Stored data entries
·····

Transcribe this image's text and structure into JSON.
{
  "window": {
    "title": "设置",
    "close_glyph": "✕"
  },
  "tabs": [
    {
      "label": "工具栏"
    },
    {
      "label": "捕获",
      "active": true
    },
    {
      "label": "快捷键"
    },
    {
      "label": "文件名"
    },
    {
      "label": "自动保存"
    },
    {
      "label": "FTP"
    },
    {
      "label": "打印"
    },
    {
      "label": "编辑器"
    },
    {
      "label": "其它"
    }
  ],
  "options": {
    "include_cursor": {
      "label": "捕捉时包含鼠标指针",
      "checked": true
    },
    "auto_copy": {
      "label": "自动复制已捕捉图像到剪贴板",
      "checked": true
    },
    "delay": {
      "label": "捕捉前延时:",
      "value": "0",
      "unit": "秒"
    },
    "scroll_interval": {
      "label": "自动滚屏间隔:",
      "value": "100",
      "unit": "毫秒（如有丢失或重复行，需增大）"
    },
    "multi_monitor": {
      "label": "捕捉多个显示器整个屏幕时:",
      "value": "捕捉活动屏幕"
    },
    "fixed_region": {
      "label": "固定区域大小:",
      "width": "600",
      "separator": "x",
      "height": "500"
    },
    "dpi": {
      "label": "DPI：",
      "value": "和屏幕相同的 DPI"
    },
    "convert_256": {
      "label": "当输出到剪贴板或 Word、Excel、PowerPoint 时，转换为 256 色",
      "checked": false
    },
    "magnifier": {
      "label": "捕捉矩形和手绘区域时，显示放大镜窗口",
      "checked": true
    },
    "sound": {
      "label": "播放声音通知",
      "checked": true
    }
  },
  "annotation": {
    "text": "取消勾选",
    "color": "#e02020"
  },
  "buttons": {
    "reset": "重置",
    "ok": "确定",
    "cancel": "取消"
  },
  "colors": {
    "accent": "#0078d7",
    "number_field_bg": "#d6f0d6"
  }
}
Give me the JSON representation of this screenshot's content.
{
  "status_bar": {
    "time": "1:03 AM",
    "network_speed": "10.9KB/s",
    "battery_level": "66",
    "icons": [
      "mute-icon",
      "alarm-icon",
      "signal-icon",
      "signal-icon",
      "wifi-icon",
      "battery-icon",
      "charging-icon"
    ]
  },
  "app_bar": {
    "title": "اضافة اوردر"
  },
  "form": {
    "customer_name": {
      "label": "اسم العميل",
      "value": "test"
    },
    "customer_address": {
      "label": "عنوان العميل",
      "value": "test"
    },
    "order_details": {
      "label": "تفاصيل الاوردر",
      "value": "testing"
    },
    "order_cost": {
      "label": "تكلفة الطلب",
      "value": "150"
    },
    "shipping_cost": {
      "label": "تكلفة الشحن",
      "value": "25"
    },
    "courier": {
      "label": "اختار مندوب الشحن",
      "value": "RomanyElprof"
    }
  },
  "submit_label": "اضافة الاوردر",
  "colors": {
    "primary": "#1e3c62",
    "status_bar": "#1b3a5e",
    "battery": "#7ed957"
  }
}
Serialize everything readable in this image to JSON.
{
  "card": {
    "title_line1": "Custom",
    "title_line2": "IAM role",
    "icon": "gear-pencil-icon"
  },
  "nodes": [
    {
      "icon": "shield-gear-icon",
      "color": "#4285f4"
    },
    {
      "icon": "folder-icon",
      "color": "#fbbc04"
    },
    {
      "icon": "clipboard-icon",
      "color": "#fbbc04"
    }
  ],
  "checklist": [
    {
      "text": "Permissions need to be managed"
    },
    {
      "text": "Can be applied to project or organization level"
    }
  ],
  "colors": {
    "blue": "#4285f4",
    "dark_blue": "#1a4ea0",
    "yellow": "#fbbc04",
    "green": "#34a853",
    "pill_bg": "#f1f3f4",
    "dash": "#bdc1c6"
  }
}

·····

— Request —
Only lines holding the string "value" are wanted; gather each one from the entries above.

— Finished answer —
      "value": "0",
      "value": "100",
      "value": "捕捉活动屏幕"
      "value": "和屏幕相同的 DPI"
      "value": "test"
      "value": "test"
      "value": "testing"
      "value": "150"
      "value": "25"
      "value": "RomanyElprof"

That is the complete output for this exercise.